* Given passage *
• • • • • • •
In the delay of its publishing, “The Room Where It Happened” has apparently grown longer. It was originally listed as 528 pages, but is now 576 pages, according to the retailer and publisher web sites. The publisher said that Bolton has coverered an array of topics — chaos in the White House but also assessments of major players, the president’s inconsistent decision-making process, and his dealings with allies and enemies alike, from China, Russia, Ukraine, North Korea, Iran, the United Kingdom, France, and Germany.
The following is the book's description, as per Amazon:
As President Trump’s National Security Advisor, John Bolton spent many of his 453 days in the room where it happened, and the facts speak for themselves.
• • • • • • •
* Directions *
In the passage about John Bolton's book, how many pages is the book now listed as having? Rely only on the passage about John Bolton's book when responding.
• • • • • • •
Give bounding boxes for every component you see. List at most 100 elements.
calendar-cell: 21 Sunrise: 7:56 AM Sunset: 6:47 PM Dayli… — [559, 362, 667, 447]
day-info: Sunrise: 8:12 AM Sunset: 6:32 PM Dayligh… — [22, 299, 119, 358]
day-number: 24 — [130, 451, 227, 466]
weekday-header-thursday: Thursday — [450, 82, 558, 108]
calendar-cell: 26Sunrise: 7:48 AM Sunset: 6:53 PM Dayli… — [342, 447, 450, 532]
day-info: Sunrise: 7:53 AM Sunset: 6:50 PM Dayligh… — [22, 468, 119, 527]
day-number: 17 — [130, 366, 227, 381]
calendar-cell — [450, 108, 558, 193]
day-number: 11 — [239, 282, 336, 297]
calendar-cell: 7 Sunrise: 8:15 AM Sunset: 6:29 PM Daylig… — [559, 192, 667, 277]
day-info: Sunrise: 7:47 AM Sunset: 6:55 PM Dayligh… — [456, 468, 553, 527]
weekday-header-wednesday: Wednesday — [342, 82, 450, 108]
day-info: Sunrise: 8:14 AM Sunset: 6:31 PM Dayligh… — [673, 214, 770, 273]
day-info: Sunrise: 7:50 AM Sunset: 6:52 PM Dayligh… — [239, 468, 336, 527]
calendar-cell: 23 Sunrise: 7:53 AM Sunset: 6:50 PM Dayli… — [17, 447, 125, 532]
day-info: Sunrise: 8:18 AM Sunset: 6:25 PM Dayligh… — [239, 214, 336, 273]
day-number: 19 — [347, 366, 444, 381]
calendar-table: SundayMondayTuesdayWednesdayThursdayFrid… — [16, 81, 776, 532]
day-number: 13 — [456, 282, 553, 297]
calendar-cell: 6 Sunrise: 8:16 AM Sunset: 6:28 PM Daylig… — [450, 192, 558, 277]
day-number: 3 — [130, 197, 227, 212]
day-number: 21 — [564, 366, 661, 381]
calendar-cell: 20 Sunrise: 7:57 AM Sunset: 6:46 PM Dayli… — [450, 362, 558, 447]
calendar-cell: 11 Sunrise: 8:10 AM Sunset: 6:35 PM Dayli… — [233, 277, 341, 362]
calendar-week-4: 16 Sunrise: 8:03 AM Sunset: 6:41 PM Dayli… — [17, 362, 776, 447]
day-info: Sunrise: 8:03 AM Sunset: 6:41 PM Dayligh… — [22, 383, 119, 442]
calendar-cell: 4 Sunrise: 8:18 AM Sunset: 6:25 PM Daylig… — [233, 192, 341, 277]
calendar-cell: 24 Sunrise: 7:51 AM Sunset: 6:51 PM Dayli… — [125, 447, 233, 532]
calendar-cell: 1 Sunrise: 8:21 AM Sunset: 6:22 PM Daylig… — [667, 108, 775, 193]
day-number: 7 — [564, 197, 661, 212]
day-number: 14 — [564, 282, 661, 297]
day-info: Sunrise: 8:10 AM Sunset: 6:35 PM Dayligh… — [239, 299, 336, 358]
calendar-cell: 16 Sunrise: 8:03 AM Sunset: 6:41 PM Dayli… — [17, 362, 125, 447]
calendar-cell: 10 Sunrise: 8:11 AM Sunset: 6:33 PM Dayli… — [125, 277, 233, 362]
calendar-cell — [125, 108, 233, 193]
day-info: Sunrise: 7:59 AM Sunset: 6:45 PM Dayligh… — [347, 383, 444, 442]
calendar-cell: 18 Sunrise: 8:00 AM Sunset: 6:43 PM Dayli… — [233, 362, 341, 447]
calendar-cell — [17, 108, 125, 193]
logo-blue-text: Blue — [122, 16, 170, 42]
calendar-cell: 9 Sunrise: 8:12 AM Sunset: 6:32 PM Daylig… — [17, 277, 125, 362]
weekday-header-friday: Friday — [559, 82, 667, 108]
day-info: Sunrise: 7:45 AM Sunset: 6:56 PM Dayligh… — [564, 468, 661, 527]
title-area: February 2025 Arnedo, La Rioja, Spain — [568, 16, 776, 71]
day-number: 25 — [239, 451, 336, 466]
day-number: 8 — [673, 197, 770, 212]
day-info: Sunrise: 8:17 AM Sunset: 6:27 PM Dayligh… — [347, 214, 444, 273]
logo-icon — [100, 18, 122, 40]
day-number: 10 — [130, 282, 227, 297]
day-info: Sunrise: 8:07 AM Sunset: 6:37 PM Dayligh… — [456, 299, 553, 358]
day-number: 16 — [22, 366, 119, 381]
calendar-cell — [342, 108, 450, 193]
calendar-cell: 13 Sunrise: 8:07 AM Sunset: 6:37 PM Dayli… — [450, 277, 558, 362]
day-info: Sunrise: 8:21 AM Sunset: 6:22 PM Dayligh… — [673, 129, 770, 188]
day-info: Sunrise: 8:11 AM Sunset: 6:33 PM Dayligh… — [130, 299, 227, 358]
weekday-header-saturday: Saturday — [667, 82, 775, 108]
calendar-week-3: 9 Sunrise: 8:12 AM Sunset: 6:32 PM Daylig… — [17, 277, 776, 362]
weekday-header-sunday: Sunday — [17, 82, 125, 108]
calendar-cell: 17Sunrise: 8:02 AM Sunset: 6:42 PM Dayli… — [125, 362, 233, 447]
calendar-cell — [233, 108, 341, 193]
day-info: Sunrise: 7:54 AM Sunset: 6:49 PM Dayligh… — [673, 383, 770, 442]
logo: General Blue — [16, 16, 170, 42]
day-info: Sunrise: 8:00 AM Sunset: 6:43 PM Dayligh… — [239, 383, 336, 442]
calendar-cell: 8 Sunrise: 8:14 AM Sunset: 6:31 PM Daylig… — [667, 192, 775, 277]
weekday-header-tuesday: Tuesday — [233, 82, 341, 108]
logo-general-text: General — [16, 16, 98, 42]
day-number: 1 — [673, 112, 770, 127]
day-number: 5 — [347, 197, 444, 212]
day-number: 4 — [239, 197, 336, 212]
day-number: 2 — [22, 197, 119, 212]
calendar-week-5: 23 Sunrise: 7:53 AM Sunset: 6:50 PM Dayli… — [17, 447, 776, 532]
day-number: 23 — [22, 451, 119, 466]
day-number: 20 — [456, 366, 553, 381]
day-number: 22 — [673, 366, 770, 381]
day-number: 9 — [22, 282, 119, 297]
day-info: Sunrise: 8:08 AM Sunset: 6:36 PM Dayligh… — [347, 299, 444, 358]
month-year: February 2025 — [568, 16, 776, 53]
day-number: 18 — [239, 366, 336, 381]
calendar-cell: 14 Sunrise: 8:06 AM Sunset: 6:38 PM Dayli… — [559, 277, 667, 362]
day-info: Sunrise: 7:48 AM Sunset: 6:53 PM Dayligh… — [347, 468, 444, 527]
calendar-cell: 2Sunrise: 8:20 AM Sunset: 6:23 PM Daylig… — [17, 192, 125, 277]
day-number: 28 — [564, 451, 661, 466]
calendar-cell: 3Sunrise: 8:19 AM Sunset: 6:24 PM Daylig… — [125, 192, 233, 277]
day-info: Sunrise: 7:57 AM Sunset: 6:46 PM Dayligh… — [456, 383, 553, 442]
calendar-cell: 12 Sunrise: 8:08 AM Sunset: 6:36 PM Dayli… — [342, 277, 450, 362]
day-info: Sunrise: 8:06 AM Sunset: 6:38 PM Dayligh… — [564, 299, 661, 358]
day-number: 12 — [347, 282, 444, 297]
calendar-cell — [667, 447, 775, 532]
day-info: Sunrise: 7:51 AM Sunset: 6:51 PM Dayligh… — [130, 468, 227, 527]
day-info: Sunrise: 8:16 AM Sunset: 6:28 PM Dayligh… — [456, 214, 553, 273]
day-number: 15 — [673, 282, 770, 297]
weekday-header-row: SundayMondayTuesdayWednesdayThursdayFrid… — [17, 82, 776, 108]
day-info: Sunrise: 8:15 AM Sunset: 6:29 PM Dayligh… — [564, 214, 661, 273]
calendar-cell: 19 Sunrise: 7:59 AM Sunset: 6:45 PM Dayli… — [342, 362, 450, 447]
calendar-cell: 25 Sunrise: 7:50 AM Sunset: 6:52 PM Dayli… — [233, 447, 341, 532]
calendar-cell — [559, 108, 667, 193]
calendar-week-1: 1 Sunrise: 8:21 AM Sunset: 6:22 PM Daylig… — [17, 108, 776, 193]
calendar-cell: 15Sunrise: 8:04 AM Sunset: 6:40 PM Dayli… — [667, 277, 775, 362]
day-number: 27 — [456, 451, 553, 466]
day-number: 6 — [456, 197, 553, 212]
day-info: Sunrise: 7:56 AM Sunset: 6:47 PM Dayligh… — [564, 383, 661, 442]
• • • • • • •
* Solved exercise *
576 pages.